Stored data:
============

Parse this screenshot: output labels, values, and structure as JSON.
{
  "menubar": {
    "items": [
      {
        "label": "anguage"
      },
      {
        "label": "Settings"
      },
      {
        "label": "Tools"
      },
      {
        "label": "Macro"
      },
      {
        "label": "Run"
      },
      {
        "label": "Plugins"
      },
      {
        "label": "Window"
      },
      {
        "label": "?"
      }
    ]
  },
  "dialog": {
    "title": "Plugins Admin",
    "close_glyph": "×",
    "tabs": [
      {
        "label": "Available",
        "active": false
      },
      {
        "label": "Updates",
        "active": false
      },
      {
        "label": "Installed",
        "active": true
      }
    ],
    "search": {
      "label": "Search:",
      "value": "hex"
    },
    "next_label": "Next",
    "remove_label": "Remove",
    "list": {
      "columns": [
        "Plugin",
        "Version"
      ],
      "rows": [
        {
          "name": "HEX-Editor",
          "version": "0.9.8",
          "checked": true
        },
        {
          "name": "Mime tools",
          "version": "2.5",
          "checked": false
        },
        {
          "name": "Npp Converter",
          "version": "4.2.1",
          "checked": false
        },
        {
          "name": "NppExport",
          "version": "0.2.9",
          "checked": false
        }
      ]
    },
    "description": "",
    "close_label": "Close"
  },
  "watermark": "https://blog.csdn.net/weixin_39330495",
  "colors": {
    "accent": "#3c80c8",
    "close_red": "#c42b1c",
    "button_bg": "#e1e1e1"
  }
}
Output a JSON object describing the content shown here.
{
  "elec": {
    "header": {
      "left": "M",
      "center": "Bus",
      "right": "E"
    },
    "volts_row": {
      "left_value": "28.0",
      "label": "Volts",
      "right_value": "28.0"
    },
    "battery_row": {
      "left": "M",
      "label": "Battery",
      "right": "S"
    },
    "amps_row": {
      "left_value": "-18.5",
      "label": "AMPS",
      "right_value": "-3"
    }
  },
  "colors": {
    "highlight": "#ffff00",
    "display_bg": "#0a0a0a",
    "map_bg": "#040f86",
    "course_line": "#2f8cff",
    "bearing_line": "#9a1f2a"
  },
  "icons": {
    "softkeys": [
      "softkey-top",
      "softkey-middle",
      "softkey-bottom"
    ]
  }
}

============

:: Prompt ::
Faithfully reproduce all of the records, character for character.

:: Solved problem ::
Parse this screenshot: output labels, values, and structure as JSON.
{
  "menubar": {
    "items": [
      {
        "label": "anguage"
      },
      {
        "label": "Settings"
      },
      {
        "label": "Tools"
      },
      {
        "label": "Macro"
      },
      {
        "label": "Run"
      },
      {
        "label": "Plugins"
      },
      {
        "label": "Window"
      },
      {
        "label": "?"
      }
    ]
  },
  "dialog": {
    "title": "Plugins Admin",
    "close_glyph": "×",
    "tabs": [
      {
        "label": "Available",
        "active": false
      },
      {
        "label": "Updates",
        "active": false
      },
      {
        "label": "Installed",
        "active": true
      }
    ],
    "search": {
      "label": "Search:",
      "value": "hex"
    },
    "next_label": "Next",
    "remove_label": "Remove",
    "list": {
      "columns": [
        "Plugin",
        "Version"
      ],
      "rows": [
        {
          "name": "HEX-Editor",
          "version": "0.9.8",
          "checked": true
        },
        {
          "name": "Mime tools",
          "version": "2.5",
          "checked": false
        },
        {
          "name": "Npp Converter",
          "version": "4.2.1",
          "checked": false
        },
        {
          "name": "NppExport",
          "version": "0.2.9",
          "checked": false
        }
      ]
    },
    "description": "",
    "close_label": "Close"
  },
  "watermark": "https://blog.csdn.net/weixin_39330495",
  "colors": {
    "accent": "#3c80c8",
    "close_red": "#c42b1c",
    "button_bg": "#e1e1e1"
  }
}
Output a JSON object describing the content shown here.
{
  "elec": {
    "header": {
      "left": "M",
      "center": "Bus",
      "right": "E"
    },
    "volts_row": {
      "left_value": "28.0",
      "label": "Volts",
      "right_value": "28.0"
    },
    "battery_row": {
      "left": "M",
      "label": "Battery",
      "right": "S"
    },
    "amps_row": {
      "left_value": "-18.5",
      "label": "AMPS",
      "right_value": "-3"
    }
  },
  "colors": {
    "highlight": "#ffff00",
    "display_bg": "#0a0a0a",
    "map_bg": "#040f86",
    "course_line": "#2f8cff",
    "bearing_line": "#9a1f2a"
  },
  "icons": {
    "softkeys": [
      "softkey-top",
      "softkey-middle",
      "softkey-bottom"
    ]
  }
}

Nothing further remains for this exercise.